> [TASK INPUTS]
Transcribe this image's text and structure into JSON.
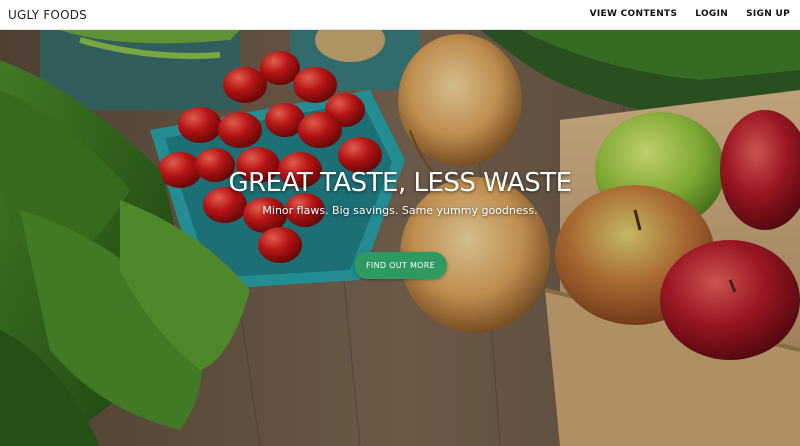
{
  "navbar": {
    "brand": "UGLY FOODS",
    "links": [
      "VIEW CONTENTS",
      "LOGIN",
      "SIGN UP"
    ]
  },
  "hero": {
    "title": "GREAT TASTE, LESS WASTE",
    "subtitle": "Minor flaws. Big savings. Same yummy goodness.",
    "cta_label": "FIND OUT MORE",
    "background_image": "produce-on-wooden-table"
  },
  "colors": {
    "cta": "#2e9a62",
    "navbar_bg": "#ffffff",
    "text_light": "#ffffff"
  }
}
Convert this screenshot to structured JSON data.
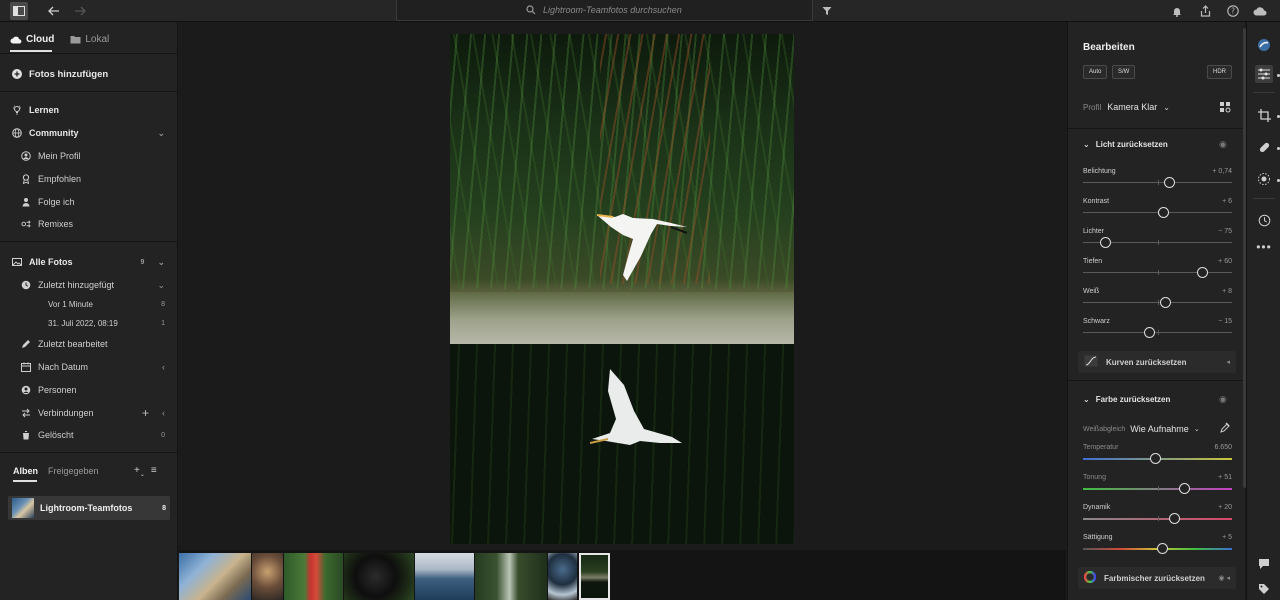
{
  "topbar": {
    "search_placeholder": "Lightroom-Teamfotos durchsuchen",
    "icons": [
      "panel-toggle-icon",
      "back-arrow-icon",
      "forward-arrow-icon",
      "search-icon",
      "filter-icon",
      "bell-icon",
      "share-icon",
      "help-icon",
      "cloud-status-icon"
    ]
  },
  "sidebar": {
    "tabs": [
      "Cloud",
      "Lokal"
    ],
    "active_tab": "Cloud",
    "add_photos": "Fotos hinzufügen",
    "learn": "Lernen",
    "community": {
      "label": "Community",
      "items": [
        "Mein Profil",
        "Empfohlen",
        "Folge ich",
        "Remixes"
      ]
    },
    "all_photos": {
      "label": "Alle Fotos",
      "count": "9"
    },
    "recently_added": {
      "label": "Zuletzt hinzugefügt",
      "items": [
        {
          "label": "Vor 1 Minute",
          "count": "8"
        },
        {
          "label": "31. Juli 2022, 08:19",
          "count": "1"
        }
      ]
    },
    "recently_edited": "Zuletzt bearbeitet",
    "by_date": "Nach Datum",
    "people": "Personen",
    "connections": "Verbindungen",
    "deleted": {
      "label": "Gelöscht",
      "count": "0"
    },
    "album_tabs": [
      "Alben",
      "Freigegeben"
    ],
    "albums": [
      {
        "label": "Lightroom-Teamfotos",
        "count": "8"
      }
    ]
  },
  "edit": {
    "title": "Bearbeiten",
    "chips": [
      "Auto",
      "S/W",
      "HDR"
    ],
    "profile_label": "Profil",
    "profile_value": "Kamera Klar",
    "light": {
      "section": "Licht zurücksetzen",
      "sliders": [
        {
          "label": "Belichtung",
          "value": "+ 0,74",
          "pos": 0.58
        },
        {
          "label": "Kontrast",
          "value": "+ 6",
          "pos": 0.54
        },
        {
          "label": "Lichter",
          "value": "− 75",
          "pos": 0.15
        },
        {
          "label": "Tiefen",
          "value": "+ 60",
          "pos": 0.8
        },
        {
          "label": "Weiß",
          "value": "+ 8",
          "pos": 0.55
        },
        {
          "label": "Schwarz",
          "value": "− 15",
          "pos": 0.44
        }
      ],
      "curves": "Kurven zurücksetzen"
    },
    "color": {
      "section": "Farbe zurücksetzen",
      "wb_label": "Weißabgleich",
      "wb_value": "Wie Aufnahme",
      "sliders": [
        {
          "label": "Temperatur",
          "value": "6.650",
          "pos": 0.48
        },
        {
          "label": "Tonung",
          "value": "+ 51",
          "pos": 0.68
        },
        {
          "label": "Dynamik",
          "value": "+ 20",
          "pos": 0.61
        },
        {
          "label": "Sättigung",
          "value": "+ 5",
          "pos": 0.53
        }
      ],
      "mixer": "Farbmischer zurücksetzen"
    }
  },
  "colors": {
    "background": "#1b1b1b",
    "panel": "#232323",
    "accent_text": "#eeeeee"
  }
}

> [DIRECTIVE] Give all the entries again exactly, dropping each picture.

> [RESPONSE TO THE TASK]
Transcribe this image's text and structure into JSON.
{
  "navbar": {
    "brand": "UGLY FOODS",
    "links": [
      "VIEW CONTENTS",
      "LOGIN",
      "SIGN UP"
    ]
  },
  "hero": {
    "title": "GREAT TASTE, LESS WASTE",
    "subtitle": "Minor flaws. Big savings. Same yummy goodness.",
    "cta_label": "FIND OUT MORE",
    "background_image": "produce-on-wooden-table"
  },
  "colors": {
    "cta": "#2e9a62",
    "navbar_bg": "#ffffff",
    "text_light": "#ffffff"
  }
}
Convert this screenshot to structured JSON data.
{
  "topbar": {
    "search_placeholder": "Lightroom-Teamfotos durchsuchen",
    "icons": [
      "panel-toggle-icon",
      "back-arrow-icon",
      "forward-arrow-icon",
      "search-icon",
      "filter-icon",
      "bell-icon",
      "share-icon",
      "help-icon",
      "cloud-status-icon"
    ]
  },
  "sidebar": {
    "tabs": [
      "Cloud",
      "Lokal"
    ],
    "active_tab": "Cloud",
    "add_photos": "Fotos hinzufügen",
    "learn": "Lernen",
    "community": {
      "label": "Community",
      "items": [
        "Mein Profil",
        "Empfohlen",
        "Folge ich",
        "Remixes"
      ]
    },
    "all_photos": {
      "label": "Alle Fotos",
      "count": "9"
    },
    "recently_added": {
      "label": "Zuletzt hinzugefügt",
      "items": [
        {
          "label": "Vor 1 Minute",
          "count": "8"
        },
        {
          "label": "31. Juli 2022, 08:19",
          "count": "1"
        }
      ]
    },
    "recently_edited": "Zuletzt bearbeitet",
    "by_date": "Nach Datum",
    "people": "Personen",
    "connections": "Verbindungen",
    "deleted": {
      "label": "Gelöscht",
      "count": "0"
    },
    "album_tabs": [
      "Alben",
      "Freigegeben"
    ],
    "albums": [
      {
        "label": "Lightroom-Teamfotos",
        "count": "8"
      }
    ]
  },
  "edit": {
    "title": "Bearbeiten",
    "chips": [
      "Auto",
      "S/W",
      "HDR"
    ],
    "profile_label": "Profil",
    "profile_value": "Kamera Klar",
    "light": {
      "section": "Licht zurücksetzen",
      "sliders": [
        {
          "label": "Belichtung",
          "value": "+ 0,74",
          "pos": 0.58
        },
        {
          "label": "Kontrast",
          "value": "+ 6",
          "pos": 0.54
        },
        {
          "label": "Lichter",
          "value": "− 75",
          "pos": 0.15
        },
        {
          "label": "Tiefen",
          "value": "+ 60",
          "pos": 0.8
        },
        {
          "label": "Weiß",
          "value": "+ 8",
          "pos": 0.55
        },
        {
          "label": "Schwarz",
          "value": "− 15",
          "pos": 0.44
        }
      ],
      "curves": "Kurven zurücksetzen"
    },
    "color": {
      "section": "Farbe zurücksetzen",
      "wb_label": "Weißabgleich",
      "wb_value": "Wie Aufnahme",
      "sliders": [
        {
          "label": "Temperatur",
          "value": "6.650",
          "pos": 0.48
        },
        {
          "label": "Tonung",
          "value": "+ 51",
          "pos": 0.68
        },
        {
          "label": "Dynamik",
          "value": "+ 20",
          "pos": 0.61
        },
        {
          "label": "Sättigung",
          "value": "+ 5",
          "pos": 0.53
        }
      ],
      "mixer": "Farbmischer zurücksetzen"
    }
  },
  "colors": {
    "background": "#1b1b1b",
    "panel": "#232323",
    "accent_text": "#eeeeee"
  }
}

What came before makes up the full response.